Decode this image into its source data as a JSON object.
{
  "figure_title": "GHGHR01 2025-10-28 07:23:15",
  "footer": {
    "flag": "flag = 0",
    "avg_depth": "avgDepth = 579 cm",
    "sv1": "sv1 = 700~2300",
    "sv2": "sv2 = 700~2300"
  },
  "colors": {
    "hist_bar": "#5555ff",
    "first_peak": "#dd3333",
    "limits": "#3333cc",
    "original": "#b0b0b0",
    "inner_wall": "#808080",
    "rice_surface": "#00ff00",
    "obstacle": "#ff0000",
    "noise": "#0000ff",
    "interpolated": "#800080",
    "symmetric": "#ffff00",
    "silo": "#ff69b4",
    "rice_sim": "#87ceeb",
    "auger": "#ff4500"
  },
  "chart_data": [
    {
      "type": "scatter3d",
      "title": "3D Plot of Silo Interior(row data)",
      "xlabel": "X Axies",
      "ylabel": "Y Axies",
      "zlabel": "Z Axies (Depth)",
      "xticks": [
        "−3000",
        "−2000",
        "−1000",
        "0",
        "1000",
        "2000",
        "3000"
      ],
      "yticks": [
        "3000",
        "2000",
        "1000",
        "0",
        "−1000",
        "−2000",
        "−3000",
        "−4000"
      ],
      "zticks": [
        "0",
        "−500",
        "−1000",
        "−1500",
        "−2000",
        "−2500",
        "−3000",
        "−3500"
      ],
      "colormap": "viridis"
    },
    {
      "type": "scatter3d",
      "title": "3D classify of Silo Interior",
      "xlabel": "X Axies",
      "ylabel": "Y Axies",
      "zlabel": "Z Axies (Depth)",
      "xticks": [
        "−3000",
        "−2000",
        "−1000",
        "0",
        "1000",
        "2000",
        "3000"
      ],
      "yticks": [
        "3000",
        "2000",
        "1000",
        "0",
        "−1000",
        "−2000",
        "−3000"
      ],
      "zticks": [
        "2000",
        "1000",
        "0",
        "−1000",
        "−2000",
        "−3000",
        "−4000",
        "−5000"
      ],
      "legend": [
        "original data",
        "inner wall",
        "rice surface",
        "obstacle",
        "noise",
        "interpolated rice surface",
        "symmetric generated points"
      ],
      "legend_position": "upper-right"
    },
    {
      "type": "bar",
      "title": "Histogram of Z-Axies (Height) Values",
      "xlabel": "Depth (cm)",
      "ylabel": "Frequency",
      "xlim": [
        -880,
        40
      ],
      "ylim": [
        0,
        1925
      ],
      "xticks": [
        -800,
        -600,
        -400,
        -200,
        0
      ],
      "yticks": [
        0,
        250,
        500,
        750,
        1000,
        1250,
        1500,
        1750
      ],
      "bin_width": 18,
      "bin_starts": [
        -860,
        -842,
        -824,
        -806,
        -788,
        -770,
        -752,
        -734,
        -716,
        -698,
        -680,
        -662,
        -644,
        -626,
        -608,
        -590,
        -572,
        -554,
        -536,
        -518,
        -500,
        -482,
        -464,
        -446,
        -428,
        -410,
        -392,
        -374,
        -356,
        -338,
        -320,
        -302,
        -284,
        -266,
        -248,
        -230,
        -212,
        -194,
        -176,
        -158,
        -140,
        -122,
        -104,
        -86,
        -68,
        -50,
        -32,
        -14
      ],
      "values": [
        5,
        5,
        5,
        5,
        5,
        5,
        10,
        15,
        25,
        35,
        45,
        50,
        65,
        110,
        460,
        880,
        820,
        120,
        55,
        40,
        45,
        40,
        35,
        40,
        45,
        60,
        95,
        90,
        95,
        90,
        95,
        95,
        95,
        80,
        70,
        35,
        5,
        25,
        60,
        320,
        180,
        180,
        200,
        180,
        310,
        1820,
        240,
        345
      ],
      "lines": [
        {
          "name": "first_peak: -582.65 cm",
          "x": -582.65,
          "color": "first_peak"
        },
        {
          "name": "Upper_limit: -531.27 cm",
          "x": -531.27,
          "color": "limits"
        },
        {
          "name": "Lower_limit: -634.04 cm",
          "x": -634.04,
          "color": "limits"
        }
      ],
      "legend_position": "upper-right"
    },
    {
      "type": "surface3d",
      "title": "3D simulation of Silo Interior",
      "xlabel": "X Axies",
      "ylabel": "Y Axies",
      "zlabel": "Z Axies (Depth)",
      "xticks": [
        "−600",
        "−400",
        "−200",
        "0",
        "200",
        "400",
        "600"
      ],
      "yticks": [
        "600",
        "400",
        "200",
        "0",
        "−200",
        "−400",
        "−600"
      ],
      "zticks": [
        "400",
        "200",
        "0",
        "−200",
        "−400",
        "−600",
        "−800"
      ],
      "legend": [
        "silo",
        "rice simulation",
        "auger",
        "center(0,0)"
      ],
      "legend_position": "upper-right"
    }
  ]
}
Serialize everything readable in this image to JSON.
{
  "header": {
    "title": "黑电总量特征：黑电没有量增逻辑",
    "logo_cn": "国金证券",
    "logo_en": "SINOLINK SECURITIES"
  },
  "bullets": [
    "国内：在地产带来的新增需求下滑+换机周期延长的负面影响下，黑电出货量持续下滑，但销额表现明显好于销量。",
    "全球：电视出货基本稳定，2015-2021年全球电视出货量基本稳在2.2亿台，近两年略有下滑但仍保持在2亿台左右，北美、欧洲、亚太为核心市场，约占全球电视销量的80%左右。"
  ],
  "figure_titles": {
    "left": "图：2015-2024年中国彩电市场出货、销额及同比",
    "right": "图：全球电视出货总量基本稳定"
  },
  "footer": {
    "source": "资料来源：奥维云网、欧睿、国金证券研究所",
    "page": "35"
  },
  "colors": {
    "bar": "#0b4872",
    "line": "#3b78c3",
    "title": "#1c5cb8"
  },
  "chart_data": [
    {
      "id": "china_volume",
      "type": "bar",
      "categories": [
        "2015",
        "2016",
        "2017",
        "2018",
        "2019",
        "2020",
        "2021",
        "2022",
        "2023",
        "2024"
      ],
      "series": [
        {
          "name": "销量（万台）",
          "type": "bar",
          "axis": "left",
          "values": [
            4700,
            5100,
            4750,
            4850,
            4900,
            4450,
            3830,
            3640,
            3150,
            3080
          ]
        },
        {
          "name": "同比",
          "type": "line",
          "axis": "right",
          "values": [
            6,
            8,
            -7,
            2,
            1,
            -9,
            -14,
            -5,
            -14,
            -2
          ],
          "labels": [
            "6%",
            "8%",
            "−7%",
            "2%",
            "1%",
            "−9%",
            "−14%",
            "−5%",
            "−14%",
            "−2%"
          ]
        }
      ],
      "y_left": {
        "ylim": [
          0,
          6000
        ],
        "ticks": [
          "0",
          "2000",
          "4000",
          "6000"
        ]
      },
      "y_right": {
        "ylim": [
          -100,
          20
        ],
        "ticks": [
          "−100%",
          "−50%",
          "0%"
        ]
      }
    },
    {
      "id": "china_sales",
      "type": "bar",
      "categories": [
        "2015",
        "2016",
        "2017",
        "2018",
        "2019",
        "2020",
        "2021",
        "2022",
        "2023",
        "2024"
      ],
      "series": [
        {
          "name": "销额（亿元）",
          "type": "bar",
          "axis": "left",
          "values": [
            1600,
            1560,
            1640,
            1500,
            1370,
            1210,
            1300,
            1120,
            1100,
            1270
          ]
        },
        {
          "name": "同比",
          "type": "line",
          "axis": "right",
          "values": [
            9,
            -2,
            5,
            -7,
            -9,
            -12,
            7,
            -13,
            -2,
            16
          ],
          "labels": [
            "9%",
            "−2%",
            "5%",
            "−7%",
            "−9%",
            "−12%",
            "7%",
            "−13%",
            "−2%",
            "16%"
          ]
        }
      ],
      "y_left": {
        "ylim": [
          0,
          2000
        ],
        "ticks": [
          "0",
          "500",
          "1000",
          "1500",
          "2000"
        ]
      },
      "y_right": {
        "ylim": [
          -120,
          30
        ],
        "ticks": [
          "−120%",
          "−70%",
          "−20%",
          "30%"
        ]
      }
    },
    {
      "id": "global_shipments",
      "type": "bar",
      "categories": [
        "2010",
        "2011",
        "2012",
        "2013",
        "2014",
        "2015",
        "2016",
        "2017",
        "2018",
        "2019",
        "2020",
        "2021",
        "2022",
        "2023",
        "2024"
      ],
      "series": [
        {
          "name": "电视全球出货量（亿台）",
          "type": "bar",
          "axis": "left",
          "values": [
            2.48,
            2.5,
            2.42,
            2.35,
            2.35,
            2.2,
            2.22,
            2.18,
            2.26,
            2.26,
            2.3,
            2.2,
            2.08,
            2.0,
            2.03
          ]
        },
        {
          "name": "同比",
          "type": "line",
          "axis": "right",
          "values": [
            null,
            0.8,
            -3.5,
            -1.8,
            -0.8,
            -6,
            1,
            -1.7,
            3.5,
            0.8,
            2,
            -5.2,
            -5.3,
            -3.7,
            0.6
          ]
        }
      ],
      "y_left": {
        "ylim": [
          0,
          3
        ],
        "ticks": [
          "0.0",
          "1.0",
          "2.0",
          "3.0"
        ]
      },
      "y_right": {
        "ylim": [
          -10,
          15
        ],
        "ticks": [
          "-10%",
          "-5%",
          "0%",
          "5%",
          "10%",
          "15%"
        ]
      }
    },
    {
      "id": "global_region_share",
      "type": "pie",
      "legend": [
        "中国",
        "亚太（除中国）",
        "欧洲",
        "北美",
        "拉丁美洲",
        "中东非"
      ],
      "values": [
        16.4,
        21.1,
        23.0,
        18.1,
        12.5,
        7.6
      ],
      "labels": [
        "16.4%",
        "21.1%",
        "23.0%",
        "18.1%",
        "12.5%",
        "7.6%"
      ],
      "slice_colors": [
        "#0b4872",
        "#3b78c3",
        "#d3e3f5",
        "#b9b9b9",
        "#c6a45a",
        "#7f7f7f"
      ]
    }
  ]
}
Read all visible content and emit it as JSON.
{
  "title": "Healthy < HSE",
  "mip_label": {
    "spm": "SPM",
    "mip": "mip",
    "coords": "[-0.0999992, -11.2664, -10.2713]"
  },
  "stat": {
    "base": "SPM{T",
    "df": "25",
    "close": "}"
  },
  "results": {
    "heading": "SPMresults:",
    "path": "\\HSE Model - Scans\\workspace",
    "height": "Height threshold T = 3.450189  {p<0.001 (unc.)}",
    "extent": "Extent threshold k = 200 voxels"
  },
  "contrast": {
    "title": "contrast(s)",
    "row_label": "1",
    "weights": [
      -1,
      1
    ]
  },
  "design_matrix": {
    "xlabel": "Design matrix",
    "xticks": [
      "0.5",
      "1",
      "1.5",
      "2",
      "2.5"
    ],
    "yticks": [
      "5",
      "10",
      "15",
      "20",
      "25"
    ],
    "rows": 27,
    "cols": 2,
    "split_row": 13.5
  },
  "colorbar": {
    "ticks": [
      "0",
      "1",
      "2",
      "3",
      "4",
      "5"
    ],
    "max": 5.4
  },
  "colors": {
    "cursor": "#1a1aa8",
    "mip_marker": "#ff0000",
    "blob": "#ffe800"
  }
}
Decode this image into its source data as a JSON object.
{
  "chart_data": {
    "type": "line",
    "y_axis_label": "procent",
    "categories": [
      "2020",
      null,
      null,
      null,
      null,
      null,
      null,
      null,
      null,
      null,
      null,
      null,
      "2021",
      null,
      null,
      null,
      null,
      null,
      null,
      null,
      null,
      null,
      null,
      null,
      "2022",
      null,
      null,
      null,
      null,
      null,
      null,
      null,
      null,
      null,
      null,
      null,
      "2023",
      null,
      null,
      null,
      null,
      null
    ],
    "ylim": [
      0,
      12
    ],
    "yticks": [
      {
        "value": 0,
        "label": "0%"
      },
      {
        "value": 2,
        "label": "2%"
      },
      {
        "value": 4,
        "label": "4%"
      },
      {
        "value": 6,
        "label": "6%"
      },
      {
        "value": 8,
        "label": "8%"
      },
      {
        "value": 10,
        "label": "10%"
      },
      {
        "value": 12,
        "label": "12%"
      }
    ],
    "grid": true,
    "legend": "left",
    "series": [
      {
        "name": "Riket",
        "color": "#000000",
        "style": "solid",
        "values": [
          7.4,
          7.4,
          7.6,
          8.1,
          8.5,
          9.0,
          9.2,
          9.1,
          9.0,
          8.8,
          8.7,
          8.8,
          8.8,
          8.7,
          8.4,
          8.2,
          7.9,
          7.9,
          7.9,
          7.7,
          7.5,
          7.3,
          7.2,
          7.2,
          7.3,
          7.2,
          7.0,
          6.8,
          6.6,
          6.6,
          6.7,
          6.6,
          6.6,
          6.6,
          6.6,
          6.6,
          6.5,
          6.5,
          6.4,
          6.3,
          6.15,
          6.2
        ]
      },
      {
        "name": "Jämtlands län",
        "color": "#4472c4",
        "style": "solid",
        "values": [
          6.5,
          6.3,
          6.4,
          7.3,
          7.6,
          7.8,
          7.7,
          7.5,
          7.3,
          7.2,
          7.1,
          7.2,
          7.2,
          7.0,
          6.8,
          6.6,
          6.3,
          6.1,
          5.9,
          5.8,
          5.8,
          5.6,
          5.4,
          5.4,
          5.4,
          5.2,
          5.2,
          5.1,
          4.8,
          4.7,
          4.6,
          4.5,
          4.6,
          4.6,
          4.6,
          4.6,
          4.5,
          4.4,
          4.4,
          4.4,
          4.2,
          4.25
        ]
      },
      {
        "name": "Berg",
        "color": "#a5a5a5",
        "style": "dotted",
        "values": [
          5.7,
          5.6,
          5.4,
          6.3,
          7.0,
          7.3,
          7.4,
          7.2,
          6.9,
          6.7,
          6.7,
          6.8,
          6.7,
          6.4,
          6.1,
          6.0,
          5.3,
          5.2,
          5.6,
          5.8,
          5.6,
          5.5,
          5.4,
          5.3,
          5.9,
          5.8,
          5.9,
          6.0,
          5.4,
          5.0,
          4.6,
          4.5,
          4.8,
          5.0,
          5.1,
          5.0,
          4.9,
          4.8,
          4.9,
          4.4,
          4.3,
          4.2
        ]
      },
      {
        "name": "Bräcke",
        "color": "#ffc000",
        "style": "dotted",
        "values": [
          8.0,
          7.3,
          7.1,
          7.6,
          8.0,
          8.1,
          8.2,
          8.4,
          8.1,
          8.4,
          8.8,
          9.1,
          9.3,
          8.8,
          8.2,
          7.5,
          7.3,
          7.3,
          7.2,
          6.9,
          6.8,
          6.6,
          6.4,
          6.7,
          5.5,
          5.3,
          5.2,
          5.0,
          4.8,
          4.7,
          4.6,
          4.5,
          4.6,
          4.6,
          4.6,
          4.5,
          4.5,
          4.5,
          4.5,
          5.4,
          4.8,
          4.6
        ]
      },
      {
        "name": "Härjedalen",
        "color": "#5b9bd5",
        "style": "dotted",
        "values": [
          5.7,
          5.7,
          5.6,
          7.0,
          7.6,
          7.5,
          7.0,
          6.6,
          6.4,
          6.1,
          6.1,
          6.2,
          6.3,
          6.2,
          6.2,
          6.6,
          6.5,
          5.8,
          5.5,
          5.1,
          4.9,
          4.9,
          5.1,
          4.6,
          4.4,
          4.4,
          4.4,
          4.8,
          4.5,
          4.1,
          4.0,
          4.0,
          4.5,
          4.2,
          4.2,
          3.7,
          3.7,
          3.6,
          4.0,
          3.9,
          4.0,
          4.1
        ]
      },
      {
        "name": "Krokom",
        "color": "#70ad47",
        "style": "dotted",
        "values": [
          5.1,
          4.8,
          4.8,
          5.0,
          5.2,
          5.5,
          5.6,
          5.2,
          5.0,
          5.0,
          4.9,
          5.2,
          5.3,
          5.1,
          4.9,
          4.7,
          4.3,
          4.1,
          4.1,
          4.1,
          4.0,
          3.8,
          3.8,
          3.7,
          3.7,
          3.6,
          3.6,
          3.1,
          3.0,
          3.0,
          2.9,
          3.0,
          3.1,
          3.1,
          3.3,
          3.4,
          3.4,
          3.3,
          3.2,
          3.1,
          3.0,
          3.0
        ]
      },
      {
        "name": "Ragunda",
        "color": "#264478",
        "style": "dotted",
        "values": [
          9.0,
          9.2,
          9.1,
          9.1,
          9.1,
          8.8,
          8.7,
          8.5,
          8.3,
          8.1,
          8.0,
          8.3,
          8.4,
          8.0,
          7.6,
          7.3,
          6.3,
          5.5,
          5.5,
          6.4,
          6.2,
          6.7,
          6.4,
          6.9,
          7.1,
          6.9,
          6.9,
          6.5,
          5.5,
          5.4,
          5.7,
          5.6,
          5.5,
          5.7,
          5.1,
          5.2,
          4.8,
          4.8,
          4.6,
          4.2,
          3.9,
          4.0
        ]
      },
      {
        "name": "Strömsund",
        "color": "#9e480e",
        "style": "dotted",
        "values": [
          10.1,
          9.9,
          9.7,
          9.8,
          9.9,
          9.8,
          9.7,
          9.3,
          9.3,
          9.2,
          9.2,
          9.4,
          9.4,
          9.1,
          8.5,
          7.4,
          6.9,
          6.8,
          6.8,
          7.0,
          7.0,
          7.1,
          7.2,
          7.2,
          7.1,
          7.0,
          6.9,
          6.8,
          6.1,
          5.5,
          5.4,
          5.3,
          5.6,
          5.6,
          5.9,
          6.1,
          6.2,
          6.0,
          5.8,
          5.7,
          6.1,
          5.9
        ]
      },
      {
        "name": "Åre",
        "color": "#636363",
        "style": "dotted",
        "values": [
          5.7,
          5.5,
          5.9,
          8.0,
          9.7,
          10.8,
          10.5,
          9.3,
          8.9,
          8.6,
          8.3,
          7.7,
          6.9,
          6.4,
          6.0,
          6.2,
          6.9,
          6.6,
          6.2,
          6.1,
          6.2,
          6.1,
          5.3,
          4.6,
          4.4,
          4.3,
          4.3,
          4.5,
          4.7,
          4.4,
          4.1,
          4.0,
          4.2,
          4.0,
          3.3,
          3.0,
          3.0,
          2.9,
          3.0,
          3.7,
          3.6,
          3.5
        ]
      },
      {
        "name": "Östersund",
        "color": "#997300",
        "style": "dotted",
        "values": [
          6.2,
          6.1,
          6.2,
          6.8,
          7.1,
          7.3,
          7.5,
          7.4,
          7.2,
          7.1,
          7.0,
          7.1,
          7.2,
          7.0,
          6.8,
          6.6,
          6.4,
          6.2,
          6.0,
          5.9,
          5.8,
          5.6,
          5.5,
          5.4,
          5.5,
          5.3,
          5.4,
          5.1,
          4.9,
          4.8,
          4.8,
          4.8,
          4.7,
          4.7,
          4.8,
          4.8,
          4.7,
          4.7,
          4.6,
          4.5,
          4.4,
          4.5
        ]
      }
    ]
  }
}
- - - - - - -
[GOAL]
Say how many lines above contain the string "Interior". Answer with the number only.

[COMPLETED TASK]
3